Collection entries
+===+
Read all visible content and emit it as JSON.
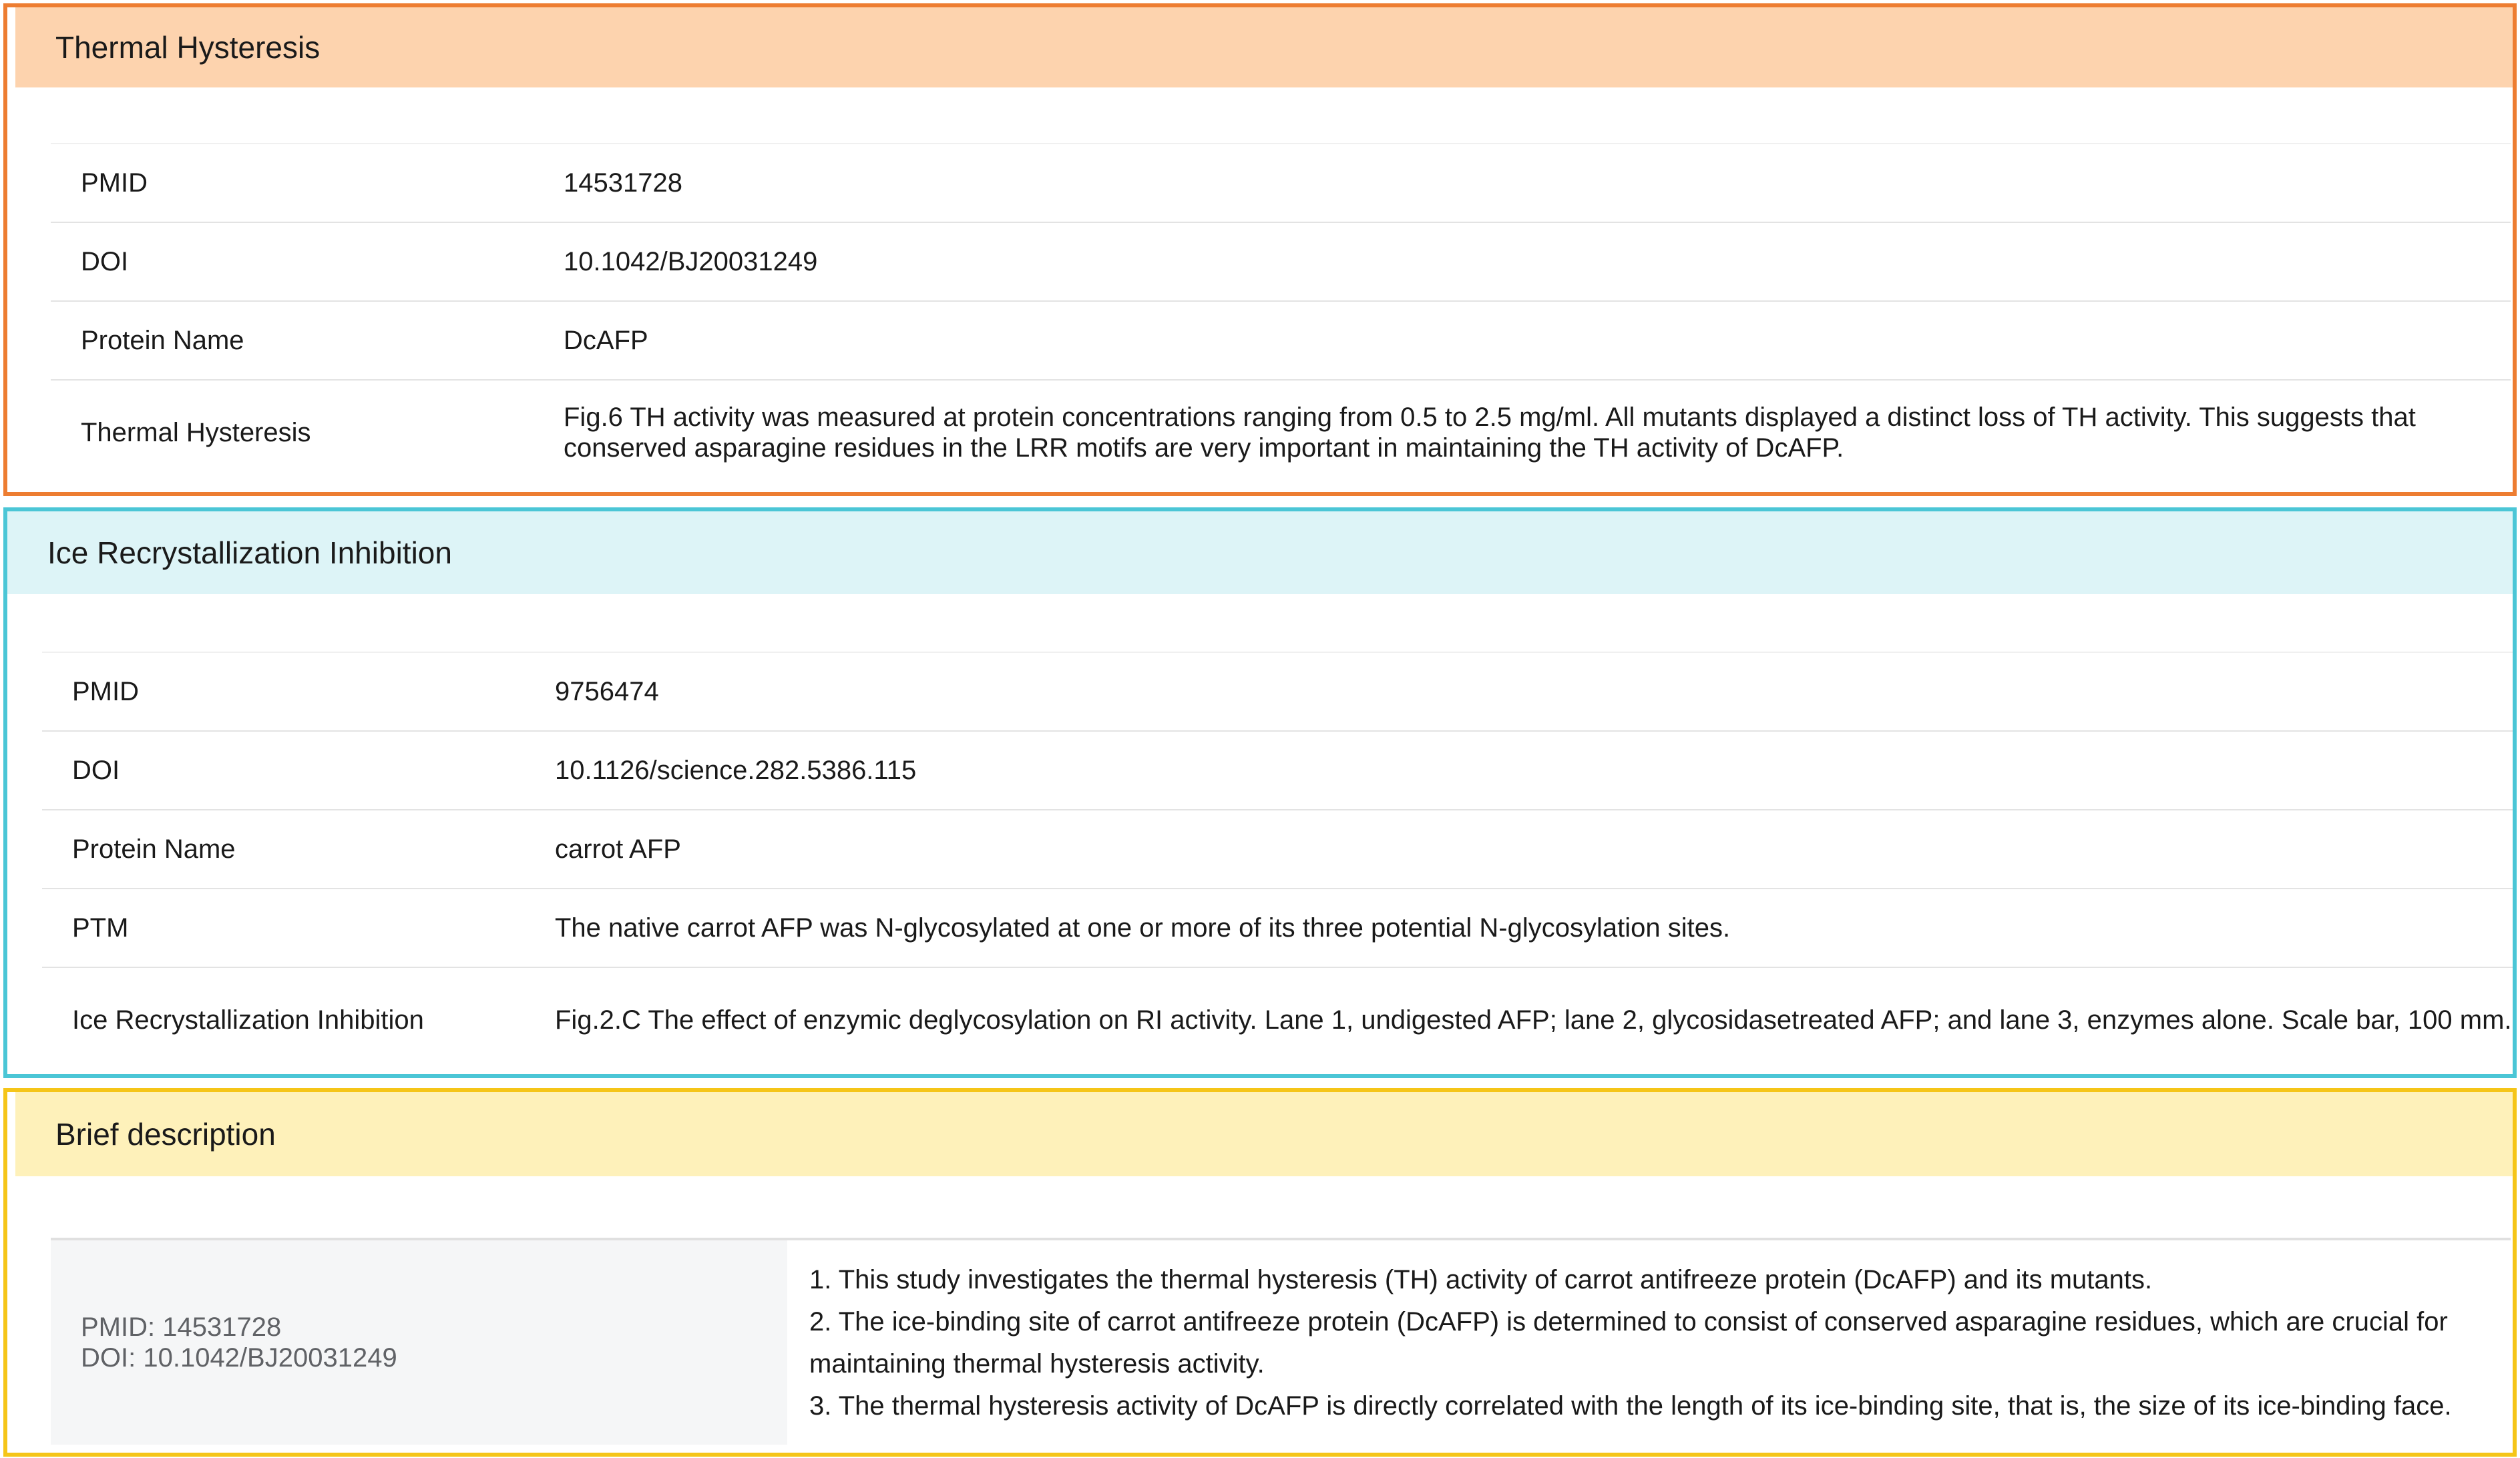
{
  "thermal_hysteresis": {
    "title": "Thermal Hysteresis",
    "rows": [
      {
        "key": "PMID",
        "value": "14531728"
      },
      {
        "key": "DOI",
        "value": "10.1042/BJ20031249"
      },
      {
        "key": "Protein Name",
        "value": "DcAFP"
      },
      {
        "key": "Thermal Hysteresis",
        "value": "Fig.6 TH activity was measured at protein concentrations ranging from 0.5 to 2.5 mg/ml. All mutants displayed a distinct loss of TH activity. This suggests that conserved asparagine residues in the LRR motifs are very important in maintaining the TH activity of DcAFP."
      }
    ]
  },
  "ice_recrystallization": {
    "title": "Ice Recrystallization Inhibition",
    "rows": [
      {
        "key": "PMID",
        "value": "9756474"
      },
      {
        "key": "DOI",
        "value": "10.1126/science.282.5386.115"
      },
      {
        "key": "Protein Name",
        "value": "carrot AFP"
      },
      {
        "key": "PTM",
        "value": "The native carrot AFP was N-glycosylated at one or more of its three potential N-glycosylation sites."
      },
      {
        "key": "Ice Recrystallization Inhibition",
        "value": "Fig.2.C The effect of enzymic deglycosylation on RI activity. Lane 1, undigested AFP; lane 2, glycosidasetreated AFP; and lane 3, enzymes alone. Scale bar, 100 mm."
      }
    ]
  },
  "brief_description": {
    "title": "Brief description",
    "pmid_line": "PMID: 14531728",
    "doi_line": "DOI: 10.1042/BJ20031249",
    "points": [
      "1. This study investigates the thermal hysteresis (TH) activity of carrot antifreeze protein (DcAFP) and its mutants.",
      "2. The ice-binding site of carrot antifreeze protein (DcAFP) is determined to consist of conserved asparagine residues, which are crucial for maintaining thermal hysteresis activity.",
      "3. The thermal hysteresis activity of DcAFP is directly correlated with the length of its ice-binding site, that is, the size of its ice-binding face."
    ]
  },
  "colors": {
    "th_border": "#ED7D31",
    "th_header": "#FDD3AE",
    "iri_border": "#4BC6D6",
    "iri_header": "#DDF4F7",
    "bd_border": "#F5C518",
    "bd_header": "#FEF1BA"
  }
}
+===+
» **DIRECTIONS**
Each record above must be retyped exactly, minus its pictures.

» **TASK RESULT**
Read all visible content and emit it as JSON.
{
  "thermal_hysteresis": {
    "title": "Thermal Hysteresis",
    "rows": [
      {
        "key": "PMID",
        "value": "14531728"
      },
      {
        "key": "DOI",
        "value": "10.1042/BJ20031249"
      },
      {
        "key": "Protein Name",
        "value": "DcAFP"
      },
      {
        "key": "Thermal Hysteresis",
        "value": "Fig.6 TH activity was measured at protein concentrations ranging from 0.5 to 2.5 mg/ml. All mutants displayed a distinct loss of TH activity. This suggests that conserved asparagine residues in the LRR motifs are very important in maintaining the TH activity of DcAFP."
      }
    ]
  },
  "ice_recrystallization": {
    "title": "Ice Recrystallization Inhibition",
    "rows": [
      {
        "key": "PMID",
        "value": "9756474"
      },
      {
        "key": "DOI",
        "value": "10.1126/science.282.5386.115"
      },
      {
        "key": "Protein Name",
        "value": "carrot AFP"
      },
      {
        "key": "PTM",
        "value": "The native carrot AFP was N-glycosylated at one or more of its three potential N-glycosylation sites."
      },
      {
        "key": "Ice Recrystallization Inhibition",
        "value": "Fig.2.C The effect of enzymic deglycosylation on RI activity. Lane 1, undigested AFP; lane 2, glycosidasetreated AFP; and lane 3, enzymes alone. Scale bar, 100 mm."
      }
    ]
  },
  "brief_description": {
    "title": "Brief description",
    "pmid_line": "PMID: 14531728",
    "doi_line": "DOI: 10.1042/BJ20031249",
    "points": [
      "1. This study investigates the thermal hysteresis (TH) activity of carrot antifreeze protein (DcAFP) and its mutants.",
      "2. The ice-binding site of carrot antifreeze protein (DcAFP) is determined to consist of conserved asparagine residues, which are crucial for maintaining thermal hysteresis activity.",
      "3. The thermal hysteresis activity of DcAFP is directly correlated with the length of its ice-binding site, that is, the size of its ice-binding face."
    ]
  },
  "colors": {
    "th_border": "#ED7D31",
    "th_header": "#FDD3AE",
    "iri_border": "#4BC6D6",
    "iri_header": "#DDF4F7",
    "bd_border": "#F5C518",
    "bd_header": "#FEF1BA"
  }
}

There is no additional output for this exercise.